(Items from a dataset)
------------

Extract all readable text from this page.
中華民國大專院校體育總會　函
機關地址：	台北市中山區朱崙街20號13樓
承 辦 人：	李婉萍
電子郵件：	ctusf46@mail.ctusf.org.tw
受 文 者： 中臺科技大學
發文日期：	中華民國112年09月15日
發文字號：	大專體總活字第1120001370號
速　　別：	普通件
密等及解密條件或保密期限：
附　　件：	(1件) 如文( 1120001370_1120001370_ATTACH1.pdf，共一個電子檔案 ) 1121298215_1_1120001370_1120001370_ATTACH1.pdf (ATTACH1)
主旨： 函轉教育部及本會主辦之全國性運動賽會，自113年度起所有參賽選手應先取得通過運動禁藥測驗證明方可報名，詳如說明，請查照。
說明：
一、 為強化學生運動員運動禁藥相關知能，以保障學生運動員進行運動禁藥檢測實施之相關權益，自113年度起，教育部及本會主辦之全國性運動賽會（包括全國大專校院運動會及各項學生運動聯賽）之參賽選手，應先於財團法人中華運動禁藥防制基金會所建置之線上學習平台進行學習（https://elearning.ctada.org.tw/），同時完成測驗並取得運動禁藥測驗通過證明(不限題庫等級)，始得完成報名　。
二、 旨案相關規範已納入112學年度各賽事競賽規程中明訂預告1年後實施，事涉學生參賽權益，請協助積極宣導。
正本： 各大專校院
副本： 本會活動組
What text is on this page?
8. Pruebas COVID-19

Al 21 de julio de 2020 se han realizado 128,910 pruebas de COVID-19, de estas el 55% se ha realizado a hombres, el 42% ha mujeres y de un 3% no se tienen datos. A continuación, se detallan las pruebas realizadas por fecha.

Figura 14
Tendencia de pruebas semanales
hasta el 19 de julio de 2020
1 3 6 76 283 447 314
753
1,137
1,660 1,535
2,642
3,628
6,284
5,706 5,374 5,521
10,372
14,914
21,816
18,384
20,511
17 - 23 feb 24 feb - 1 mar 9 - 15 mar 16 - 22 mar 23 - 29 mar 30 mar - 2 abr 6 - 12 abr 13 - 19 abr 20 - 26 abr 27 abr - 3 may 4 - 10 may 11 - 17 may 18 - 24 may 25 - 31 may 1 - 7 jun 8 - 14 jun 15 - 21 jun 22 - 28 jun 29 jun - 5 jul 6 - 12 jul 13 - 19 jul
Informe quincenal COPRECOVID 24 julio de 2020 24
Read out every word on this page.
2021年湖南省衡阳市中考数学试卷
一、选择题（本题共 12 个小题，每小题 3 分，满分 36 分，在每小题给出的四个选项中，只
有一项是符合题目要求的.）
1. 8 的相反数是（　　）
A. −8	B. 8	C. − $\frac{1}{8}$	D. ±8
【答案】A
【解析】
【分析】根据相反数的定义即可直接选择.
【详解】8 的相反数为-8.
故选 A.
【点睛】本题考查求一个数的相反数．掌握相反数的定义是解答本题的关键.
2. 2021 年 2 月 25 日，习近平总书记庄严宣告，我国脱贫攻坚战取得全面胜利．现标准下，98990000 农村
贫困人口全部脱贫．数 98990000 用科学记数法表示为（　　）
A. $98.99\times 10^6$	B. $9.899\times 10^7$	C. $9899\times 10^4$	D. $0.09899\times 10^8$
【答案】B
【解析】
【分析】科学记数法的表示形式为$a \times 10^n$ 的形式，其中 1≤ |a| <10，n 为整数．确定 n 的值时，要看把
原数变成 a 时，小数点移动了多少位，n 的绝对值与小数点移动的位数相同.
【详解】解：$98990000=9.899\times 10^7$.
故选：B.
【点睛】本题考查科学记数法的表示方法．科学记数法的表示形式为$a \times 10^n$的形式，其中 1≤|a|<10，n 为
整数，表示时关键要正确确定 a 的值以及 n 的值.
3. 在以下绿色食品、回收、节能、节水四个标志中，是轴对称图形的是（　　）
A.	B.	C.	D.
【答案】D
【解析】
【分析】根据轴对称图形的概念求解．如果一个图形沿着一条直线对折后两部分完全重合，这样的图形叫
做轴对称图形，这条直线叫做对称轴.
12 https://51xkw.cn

------------

• **What the task asks**: Transcribe the whole listing with nothing added or left out.

• **Task result**:
Extract all readable text from this page.
中華民國大專院校體育總會　函
機關地址：	台北市中山區朱崙街20號13樓
承 辦 人：	李婉萍
電子郵件：	ctusf46@mail.ctusf.org.tw
受 文 者： 中臺科技大學
發文日期：	中華民國112年09月15日
發文字號：	大專體總活字第1120001370號
速　　別：	普通件
密等及解密條件或保密期限：
附　　件：	(1件) 如文( 1120001370_1120001370_ATTACH1.pdf，共一個電子檔案 ) 1121298215_1_1120001370_1120001370_ATTACH1.pdf (ATTACH1)
主旨： 函轉教育部及本會主辦之全國性運動賽會，自113年度起所有參賽選手應先取得通過運動禁藥測驗證明方可報名，詳如說明，請查照。
說明：
一、 為強化學生運動員運動禁藥相關知能，以保障學生運動員進行運動禁藥檢測實施之相關權益，自113年度起，教育部及本會主辦之全國性運動賽會（包括全國大專校院運動會及各項學生運動聯賽）之參賽選手，應先於財團法人中華運動禁藥防制基金會所建置之線上學習平台進行學習（https://elearning.ctada.org.tw/），同時完成測驗並取得運動禁藥測驗通過證明(不限題庫等級)，始得完成報名　。
二、 旨案相關規範已納入112學年度各賽事競賽規程中明訂預告1年後實施，事涉學生參賽權益，請協助積極宣導。
正本： 各大專校院
副本： 本會活動組
What text is on this page?
8. Pruebas COVID-19

Al 21 de julio de 2020 se han realizado 128,910 pruebas de COVID-19, de estas el 55% se ha realizado a hombres, el 42% ha mujeres y de un 3% no se tienen datos. A continuación, se detallan las pruebas realizadas por fecha.

Figura 14
Tendencia de pruebas semanales
hasta el 19 de julio de 2020
1 3 6 76 283 447 314
753
1,137
1,660 1,535
2,642
3,628
6,284
5,706 5,374 5,521
10,372
14,914
21,816
18,384
20,511
17 - 23 feb 24 feb - 1 mar 9 - 15 mar 16 - 22 mar 23 - 29 mar 30 mar - 2 abr 6 - 12 abr 13 - 19 abr 20 - 26 abr 27 abr - 3 may 4 - 10 may 11 - 17 may 18 - 24 may 25 - 31 may 1 - 7 jun 8 - 14 jun 15 - 21 jun 22 - 28 jun 29 jun - 5 jul 6 - 12 jul 13 - 19 jul
Informe quincenal COPRECOVID 24 julio de 2020 24
Read out every word on this page.
2021年湖南省衡阳市中考数学试卷
一、选择题（本题共 12 个小题，每小题 3 分，满分 36 分，在每小题给出的四个选项中，只
有一项是符合题目要求的.）
1. 8 的相反数是（　　）
A. −8	B. 8	C. − $\frac{1}{8}$	D. ±8
【答案】A
【解析】
【分析】根据相反数的定义即可直接选择.
【详解】8 的相反数为-8.
故选 A.
【点睛】本题考查求一个数的相反数．掌握相反数的定义是解答本题的关键.
2. 2021 年 2 月 25 日，习近平总书记庄严宣告，我国脱贫攻坚战取得全面胜利．现标准下，98990000 农村
贫困人口全部脱贫．数 98990000 用科学记数法表示为（　　）
A. $98.99\times 10^6$	B. $9.899\times 10^7$	C. $9899\times 10^4$	D. $0.09899\times 10^8$
【答案】B
【解析】
【分析】科学记数法的表示形式为$a \times 10^n$ 的形式，其中 1≤ |a| <10，n 为整数．确定 n 的值时，要看把
原数变成 a 时，小数点移动了多少位，n 的绝对值与小数点移动的位数相同.
【详解】解：$98990000=9.899\times 10^7$.
故选：B.
【点睛】本题考查科学记数法的表示方法．科学记数法的表示形式为$a \times 10^n$的形式，其中 1≤|a|<10，n 为
整数，表示时关键要正确确定 a 的值以及 n 的值.
3. 在以下绿色食品、回收、节能、节水四个标志中，是轴对称图形的是（　　）
A.	B.	C.	D.
【答案】D
【解析】
【分析】根据轴对称图形的概念求解．如果一个图形沿着一条直线对折后两部分完全重合，这样的图形叫
做轴对称图形，这条直线叫做对称轴.
12 https://51xkw.cn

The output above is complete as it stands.